[WORK REQUIRED]
Count the lines in the entries below that include the word "April". Give nothing but the number.

[DATASET]
--------------------------------------------------
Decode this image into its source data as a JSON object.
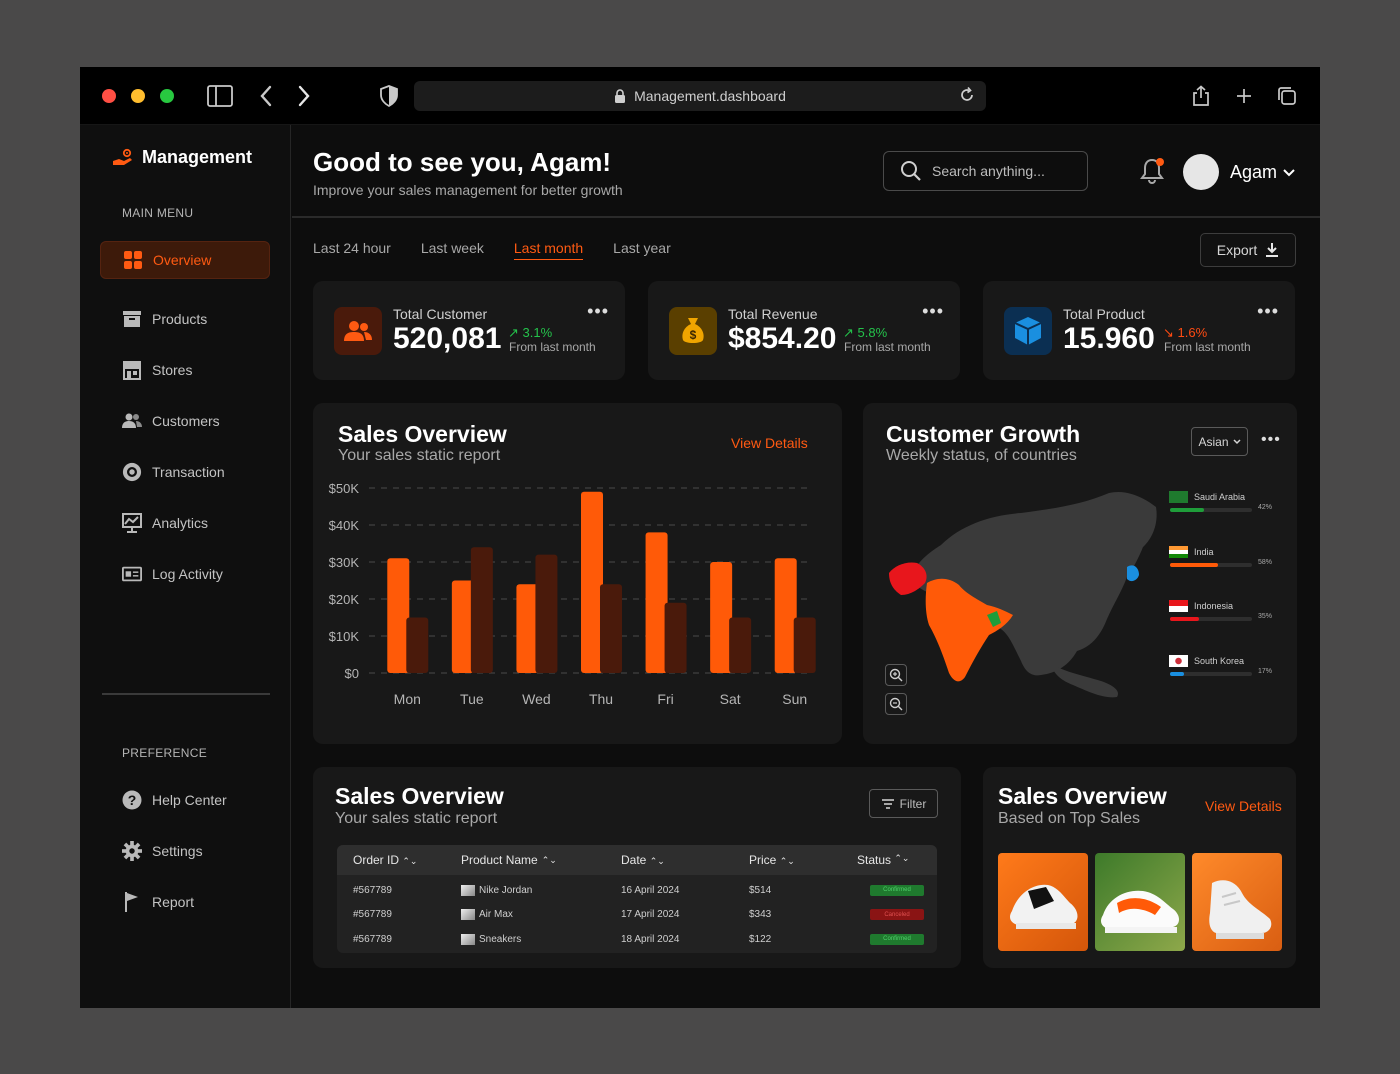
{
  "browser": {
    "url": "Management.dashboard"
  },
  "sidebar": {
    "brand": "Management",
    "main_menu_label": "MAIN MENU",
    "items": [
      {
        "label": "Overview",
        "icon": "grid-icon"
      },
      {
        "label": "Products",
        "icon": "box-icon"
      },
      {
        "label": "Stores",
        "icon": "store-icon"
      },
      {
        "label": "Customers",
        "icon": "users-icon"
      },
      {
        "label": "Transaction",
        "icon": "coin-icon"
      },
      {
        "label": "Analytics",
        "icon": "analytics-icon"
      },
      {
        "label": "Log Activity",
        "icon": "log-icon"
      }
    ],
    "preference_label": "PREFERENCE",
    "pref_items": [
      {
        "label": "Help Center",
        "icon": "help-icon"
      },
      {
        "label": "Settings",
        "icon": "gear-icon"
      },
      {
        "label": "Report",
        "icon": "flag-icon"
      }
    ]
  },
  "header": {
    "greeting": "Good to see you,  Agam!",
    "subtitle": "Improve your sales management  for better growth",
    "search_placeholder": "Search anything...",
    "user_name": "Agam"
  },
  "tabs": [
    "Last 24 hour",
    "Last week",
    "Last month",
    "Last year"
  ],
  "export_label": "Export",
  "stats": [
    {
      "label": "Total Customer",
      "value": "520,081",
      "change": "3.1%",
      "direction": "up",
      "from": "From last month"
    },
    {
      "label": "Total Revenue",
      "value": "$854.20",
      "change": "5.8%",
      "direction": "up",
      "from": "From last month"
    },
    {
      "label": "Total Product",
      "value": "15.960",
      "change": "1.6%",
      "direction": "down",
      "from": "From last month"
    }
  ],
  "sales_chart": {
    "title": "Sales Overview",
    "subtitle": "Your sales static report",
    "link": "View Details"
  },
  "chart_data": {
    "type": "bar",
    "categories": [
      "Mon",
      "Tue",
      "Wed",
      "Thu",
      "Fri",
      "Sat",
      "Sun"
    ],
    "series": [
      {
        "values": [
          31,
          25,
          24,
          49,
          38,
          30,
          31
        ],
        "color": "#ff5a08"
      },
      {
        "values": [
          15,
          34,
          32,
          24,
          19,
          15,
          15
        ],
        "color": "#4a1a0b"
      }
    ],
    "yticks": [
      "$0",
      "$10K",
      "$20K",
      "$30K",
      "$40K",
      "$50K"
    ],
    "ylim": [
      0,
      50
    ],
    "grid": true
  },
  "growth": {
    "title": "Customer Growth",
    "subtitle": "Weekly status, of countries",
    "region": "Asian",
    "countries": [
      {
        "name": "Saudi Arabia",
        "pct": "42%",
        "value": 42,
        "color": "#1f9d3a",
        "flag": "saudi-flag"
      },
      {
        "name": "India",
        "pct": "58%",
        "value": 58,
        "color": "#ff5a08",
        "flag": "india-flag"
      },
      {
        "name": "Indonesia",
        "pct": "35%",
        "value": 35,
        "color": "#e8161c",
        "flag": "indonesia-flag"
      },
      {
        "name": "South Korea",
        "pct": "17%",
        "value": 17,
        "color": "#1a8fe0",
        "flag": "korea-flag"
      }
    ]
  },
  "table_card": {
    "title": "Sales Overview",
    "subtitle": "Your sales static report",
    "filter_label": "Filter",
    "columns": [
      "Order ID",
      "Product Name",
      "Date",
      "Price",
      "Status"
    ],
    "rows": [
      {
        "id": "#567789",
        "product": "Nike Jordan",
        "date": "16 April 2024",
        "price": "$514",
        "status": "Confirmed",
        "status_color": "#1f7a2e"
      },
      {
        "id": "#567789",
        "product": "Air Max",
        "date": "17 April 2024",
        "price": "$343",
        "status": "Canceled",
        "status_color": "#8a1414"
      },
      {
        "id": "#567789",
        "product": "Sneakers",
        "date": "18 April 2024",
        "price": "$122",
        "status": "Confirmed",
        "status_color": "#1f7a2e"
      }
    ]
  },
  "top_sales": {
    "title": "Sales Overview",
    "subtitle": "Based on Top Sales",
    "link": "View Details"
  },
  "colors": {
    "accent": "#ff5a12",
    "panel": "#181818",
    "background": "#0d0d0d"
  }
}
--------------------------------------------------
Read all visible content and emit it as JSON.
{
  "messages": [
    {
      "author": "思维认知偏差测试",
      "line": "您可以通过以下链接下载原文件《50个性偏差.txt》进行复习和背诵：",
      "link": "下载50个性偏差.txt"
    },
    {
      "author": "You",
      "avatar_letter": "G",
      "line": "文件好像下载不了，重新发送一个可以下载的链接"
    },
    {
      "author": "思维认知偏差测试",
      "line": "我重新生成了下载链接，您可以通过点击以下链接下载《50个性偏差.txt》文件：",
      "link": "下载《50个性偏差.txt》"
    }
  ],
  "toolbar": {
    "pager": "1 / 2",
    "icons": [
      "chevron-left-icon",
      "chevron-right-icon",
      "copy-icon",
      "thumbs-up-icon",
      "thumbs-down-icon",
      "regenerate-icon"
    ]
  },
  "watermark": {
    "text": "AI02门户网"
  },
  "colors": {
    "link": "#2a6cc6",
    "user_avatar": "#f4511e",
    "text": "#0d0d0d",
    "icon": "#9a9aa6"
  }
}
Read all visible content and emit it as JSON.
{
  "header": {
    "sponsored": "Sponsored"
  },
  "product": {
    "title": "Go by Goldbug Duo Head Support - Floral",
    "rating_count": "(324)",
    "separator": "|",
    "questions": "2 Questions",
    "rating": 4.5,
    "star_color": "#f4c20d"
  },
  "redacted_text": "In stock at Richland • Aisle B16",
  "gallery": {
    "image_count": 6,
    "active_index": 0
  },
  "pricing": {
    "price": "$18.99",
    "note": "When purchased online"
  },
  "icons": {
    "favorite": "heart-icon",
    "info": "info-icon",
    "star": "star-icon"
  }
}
--------------------------------------------------
[FULL OUTPUT]
3